INSTRUCTIONS TO FOLLOW> Search the entries below. Return every line that has "Budapest" in it.

______________________________

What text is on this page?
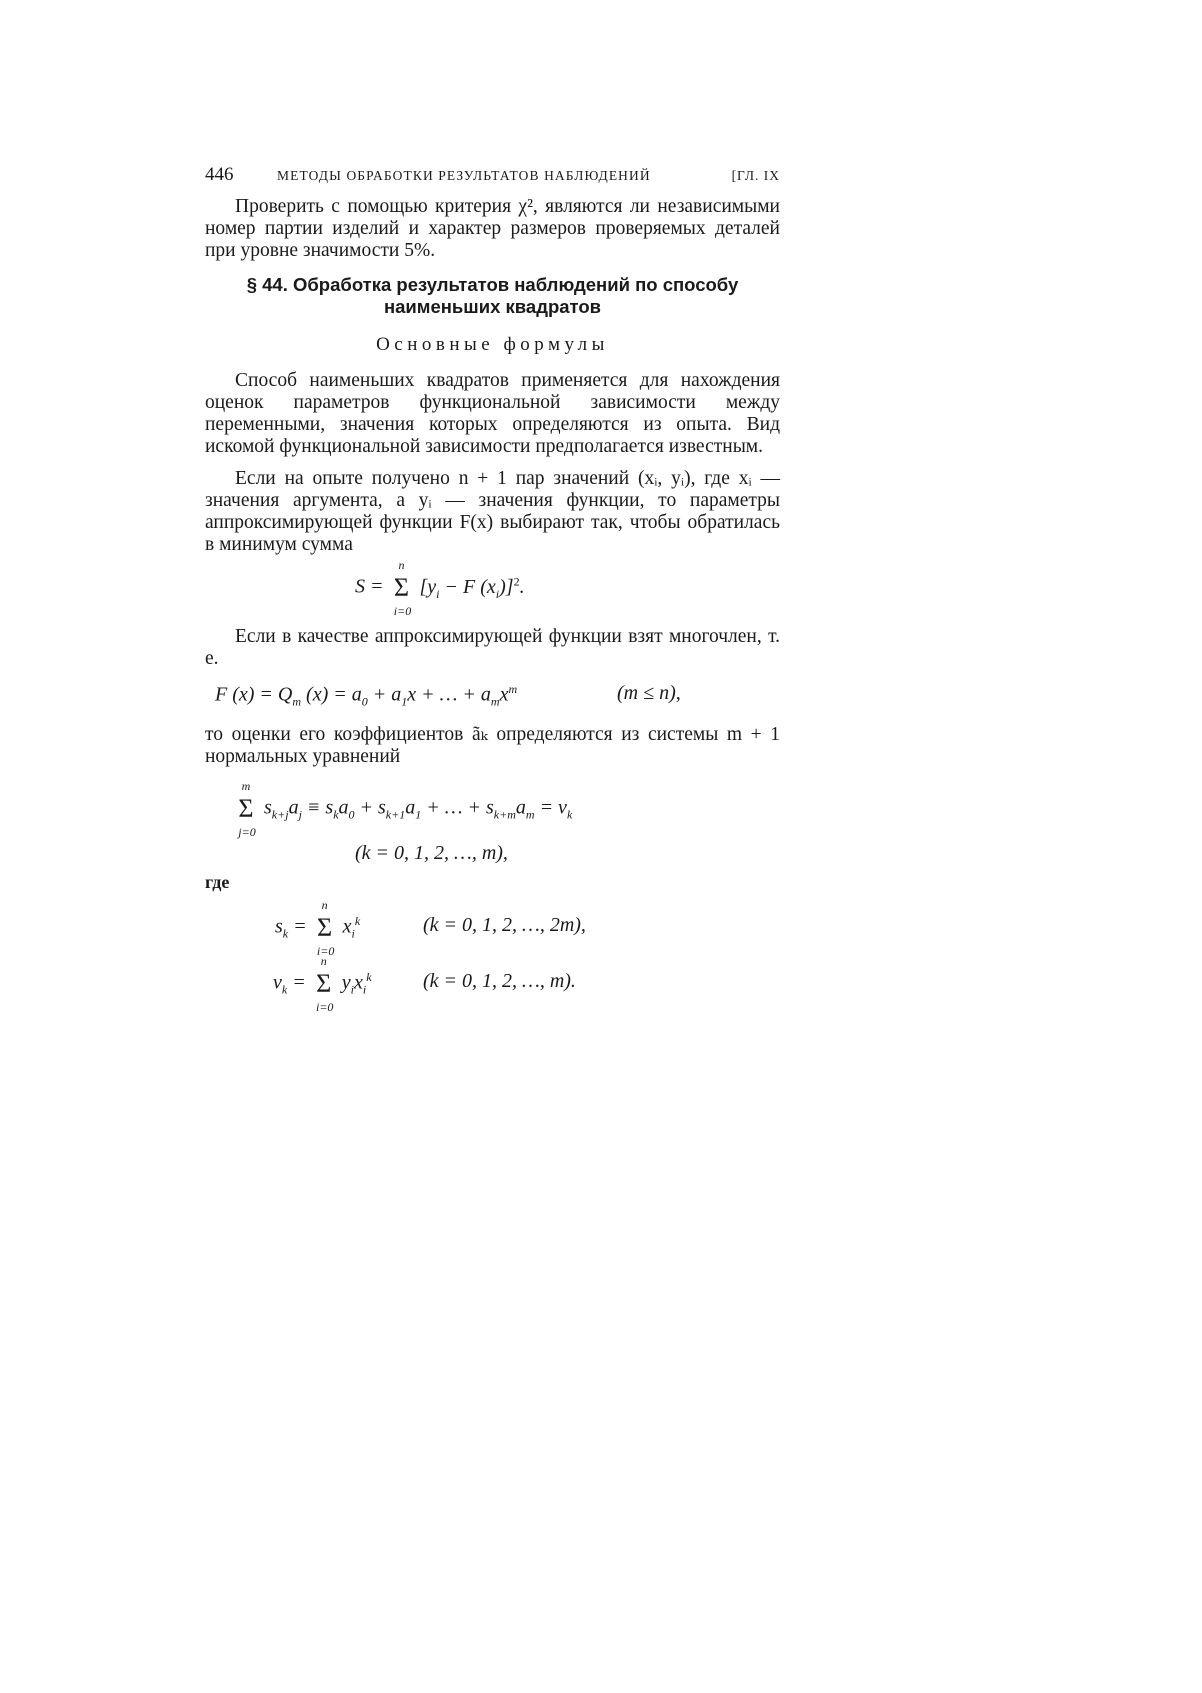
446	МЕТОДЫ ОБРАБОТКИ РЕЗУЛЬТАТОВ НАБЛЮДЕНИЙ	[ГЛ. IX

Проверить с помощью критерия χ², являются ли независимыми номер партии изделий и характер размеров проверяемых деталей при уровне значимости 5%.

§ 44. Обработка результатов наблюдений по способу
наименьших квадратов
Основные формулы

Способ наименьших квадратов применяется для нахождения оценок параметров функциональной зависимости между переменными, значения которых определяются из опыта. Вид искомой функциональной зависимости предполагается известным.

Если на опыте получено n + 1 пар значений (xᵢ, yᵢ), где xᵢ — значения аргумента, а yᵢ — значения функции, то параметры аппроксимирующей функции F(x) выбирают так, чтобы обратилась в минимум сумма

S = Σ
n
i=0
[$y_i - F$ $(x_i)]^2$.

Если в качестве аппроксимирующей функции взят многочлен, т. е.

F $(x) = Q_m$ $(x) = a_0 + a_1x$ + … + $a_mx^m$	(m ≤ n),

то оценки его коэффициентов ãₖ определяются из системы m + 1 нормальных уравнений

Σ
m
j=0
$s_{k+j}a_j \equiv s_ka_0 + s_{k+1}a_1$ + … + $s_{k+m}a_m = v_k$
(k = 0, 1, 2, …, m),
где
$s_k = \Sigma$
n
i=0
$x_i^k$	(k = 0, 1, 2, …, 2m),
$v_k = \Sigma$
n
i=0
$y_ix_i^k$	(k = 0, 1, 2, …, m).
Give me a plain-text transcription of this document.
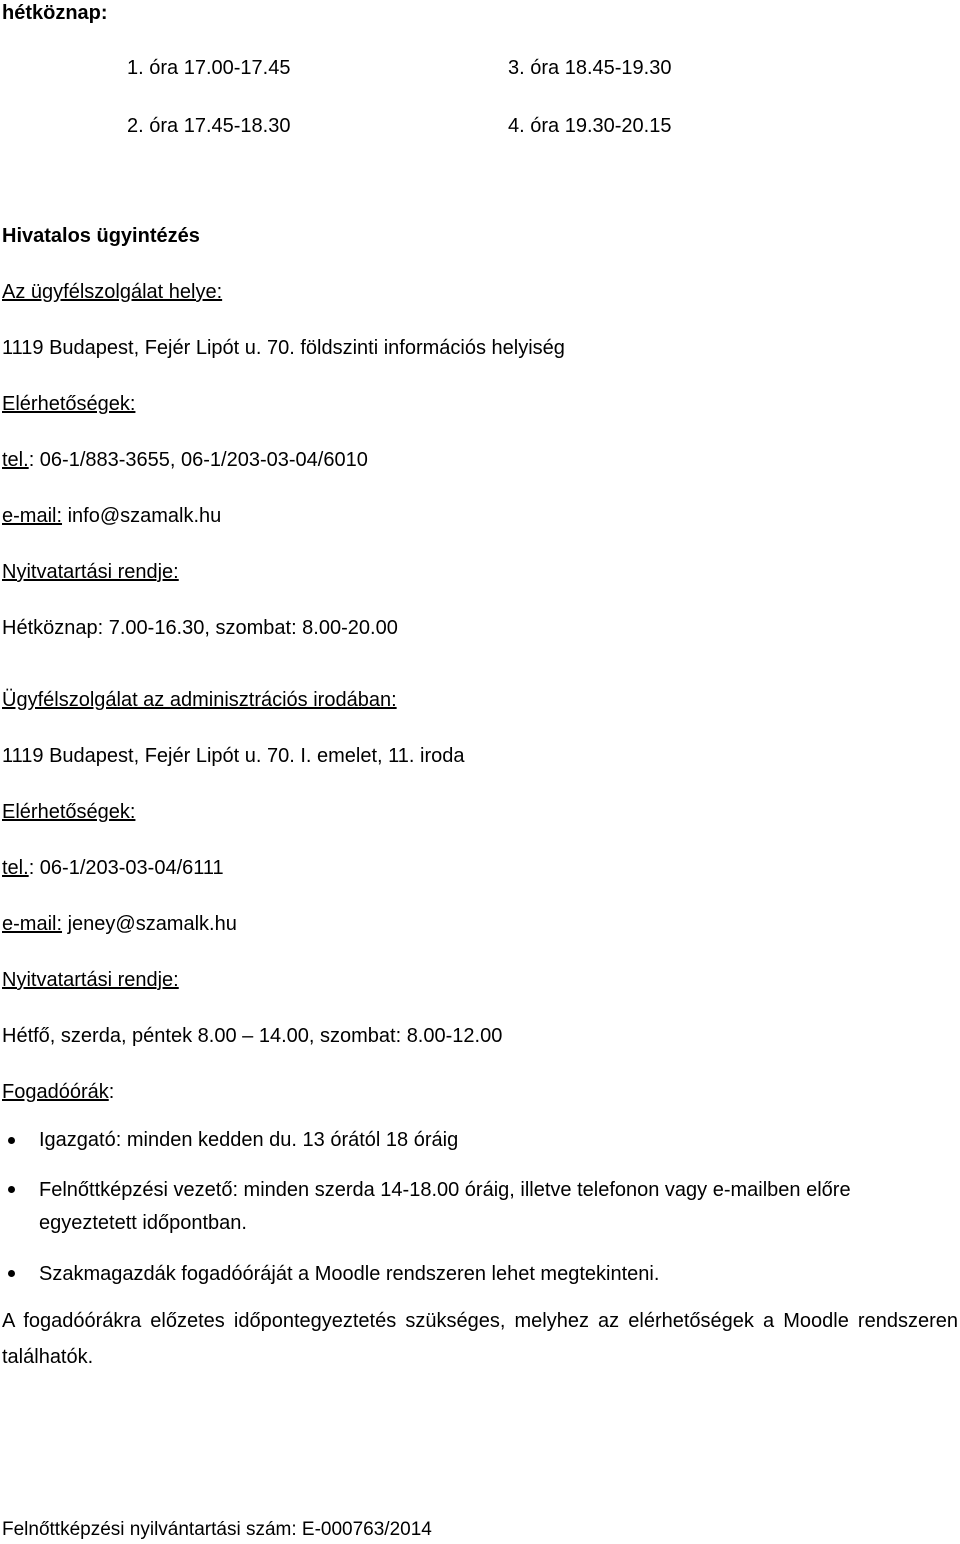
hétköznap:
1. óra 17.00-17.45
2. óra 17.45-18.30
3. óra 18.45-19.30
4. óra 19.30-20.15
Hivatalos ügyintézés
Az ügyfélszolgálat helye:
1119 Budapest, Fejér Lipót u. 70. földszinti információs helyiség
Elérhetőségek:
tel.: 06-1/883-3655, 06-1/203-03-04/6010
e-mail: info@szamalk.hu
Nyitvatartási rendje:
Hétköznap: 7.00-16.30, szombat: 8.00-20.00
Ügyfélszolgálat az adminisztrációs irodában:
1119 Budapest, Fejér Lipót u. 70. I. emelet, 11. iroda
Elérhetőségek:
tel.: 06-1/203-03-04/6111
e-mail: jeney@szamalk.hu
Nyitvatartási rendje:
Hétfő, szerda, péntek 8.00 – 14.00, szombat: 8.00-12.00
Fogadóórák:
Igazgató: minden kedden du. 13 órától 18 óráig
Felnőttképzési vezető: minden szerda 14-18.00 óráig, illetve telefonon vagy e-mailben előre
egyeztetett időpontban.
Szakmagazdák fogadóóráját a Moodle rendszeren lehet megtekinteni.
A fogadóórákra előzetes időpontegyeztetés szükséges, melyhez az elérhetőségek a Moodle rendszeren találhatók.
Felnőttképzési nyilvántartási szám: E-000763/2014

______________________________

EXERCISE SOLUTION>
1119 Budapest, Fejér Lipót u. 70. földszinti információs helyiség
1119 Budapest, Fejér Lipót u. 70. I. emelet, 11. iroda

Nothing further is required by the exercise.